- **PROBLEM REQUIREMENTS**
Would you transcribe the listing that follows, character for character, and omit its images?

(Stored data entries)
━━━━━━━━━━━━━━━━━━━━

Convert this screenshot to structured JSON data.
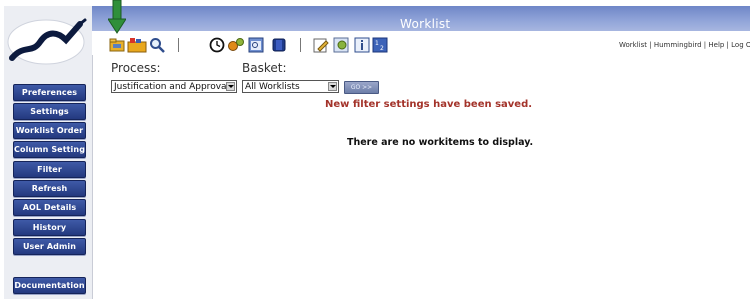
{
  "header": {
    "title": "Worklist"
  },
  "user_links": "Worklist | Hummingbird | Help | Log Out",
  "sidebar": {
    "items": [
      {
        "label": "Preferences"
      },
      {
        "label": "Settings"
      },
      {
        "label": "Worklist Order"
      },
      {
        "label": "Column Settings"
      },
      {
        "label": "Filter"
      },
      {
        "label": "Refresh"
      },
      {
        "label": "AOL Details"
      },
      {
        "label": "History"
      },
      {
        "label": "User Admin"
      },
      {
        "label": "Documentation"
      }
    ]
  },
  "filters": {
    "process_label": "Process:",
    "process_value": "Justification and Approval",
    "basket_label": "Basket:",
    "basket_value": "All Worklists",
    "go_label": "GO >>"
  },
  "messages": {
    "saved": "New filter settings have been saved.",
    "empty": "There are no workitems to display."
  },
  "colors": {
    "header_blue": "#7b90cc",
    "sidebar_button": "#2b418a",
    "saved_message": "#a3332a",
    "arrow_green": "#2f8f3a"
  },
  "icons": [
    "open-folder-icon",
    "folder-with-icons-icon",
    "magnifier-icon",
    "clock-icon",
    "gears-icon",
    "calendar-view-icon",
    "book-icon",
    "edit-pencil-icon",
    "properties-icon",
    "info-icon",
    "numbered-list-icon"
  ]
}
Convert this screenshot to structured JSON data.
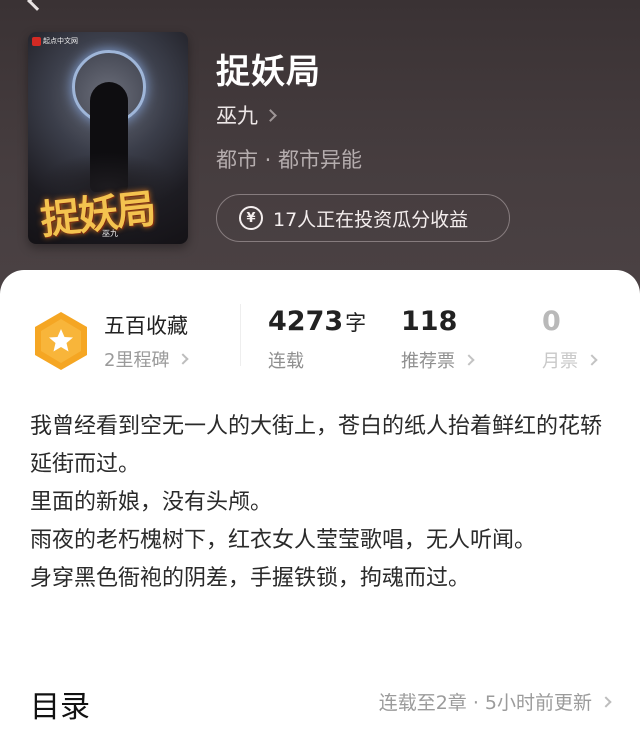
{
  "book": {
    "title": "捉妖局",
    "author": "巫九",
    "genre": "都市 · 都市异能",
    "invest_text": "17人正在投资瓜分收益",
    "cover": {
      "publisher_tag": "起点中文网",
      "title_art": "捉妖局",
      "author_art": "巫九"
    }
  },
  "stats": {
    "milestone": {
      "title": "五百收藏",
      "subtitle": "2里程碑"
    },
    "words": {
      "value": "4273",
      "unit": "字",
      "label": "连载"
    },
    "recommend": {
      "value": "118",
      "label": "推荐票"
    },
    "monthly": {
      "value": "0",
      "label": "月票"
    }
  },
  "synopsis": [
    "我曾经看到空无一人的大街上，苍白的纸人抬着鲜红的花轿延街而过。",
    "里面的新娘，没有头颅。",
    "雨夜的老朽槐树下，红衣女人莹莹歌唱，无人听闻。",
    "身穿黑色衙袍的阴差，手握铁锁，拘魂而过。"
  ],
  "toc": {
    "title": "目录",
    "update": "连载至2章 · 5小时前更新"
  },
  "colors": {
    "badge_orange": "#f5a623",
    "header_bg": "#3e3638"
  }
}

━━━━━━━━━━━━━━━━━━━━

- **EXERCISE OUTPUT**
Convert this screenshot to structured JSON data.
{
  "header": {
    "title": "Worklist"
  },
  "user_links": "Worklist | Hummingbird | Help | Log Out",
  "sidebar": {
    "items": [
      {
        "label": "Preferences"
      },
      {
        "label": "Settings"
      },
      {
        "label": "Worklist Order"
      },
      {
        "label": "Column Settings"
      },
      {
        "label": "Filter"
      },
      {
        "label": "Refresh"
      },
      {
        "label": "AOL Details"
      },
      {
        "label": "History"
      },
      {
        "label": "User Admin"
      },
      {
        "label": "Documentation"
      }
    ]
  },
  "filters": {
    "process_label": "Process:",
    "process_value": "Justification and Approval",
    "basket_label": "Basket:",
    "basket_value": "All Worklists",
    "go_label": "GO >>"
  },
  "messages": {
    "saved": "New filter settings have been saved.",
    "empty": "There are no workitems to display."
  },
  "colors": {
    "header_blue": "#7b90cc",
    "sidebar_button": "#2b418a",
    "saved_message": "#a3332a",
    "arrow_green": "#2f8f3a"
  },
  "icons": [
    "open-folder-icon",
    "folder-with-icons-icon",
    "magnifier-icon",
    "clock-icon",
    "gears-icon",
    "calendar-view-icon",
    "book-icon",
    "edit-pencil-icon",
    "properties-icon",
    "info-icon",
    "numbered-list-icon"
  ]
}
Convert this screenshot to structured JSON data.
{
  "book": {
    "title": "捉妖局",
    "author": "巫九",
    "genre": "都市 · 都市异能",
    "invest_text": "17人正在投资瓜分收益",
    "cover": {
      "publisher_tag": "起点中文网",
      "title_art": "捉妖局",
      "author_art": "巫九"
    }
  },
  "stats": {
    "milestone": {
      "title": "五百收藏",
      "subtitle": "2里程碑"
    },
    "words": {
      "value": "4273",
      "unit": "字",
      "label": "连载"
    },
    "recommend": {
      "value": "118",
      "label": "推荐票"
    },
    "monthly": {
      "value": "0",
      "label": "月票"
    }
  },
  "synopsis": [
    "我曾经看到空无一人的大街上，苍白的纸人抬着鲜红的花轿延街而过。",
    "里面的新娘，没有头颅。",
    "雨夜的老朽槐树下，红衣女人莹莹歌唱，无人听闻。",
    "身穿黑色衙袍的阴差，手握铁锁，拘魂而过。"
  ],
  "toc": {
    "title": "目录",
    "update": "连载至2章 · 5小时前更新"
  },
  "colors": {
    "badge_orange": "#f5a623",
    "header_bg": "#3e3638"
  }
}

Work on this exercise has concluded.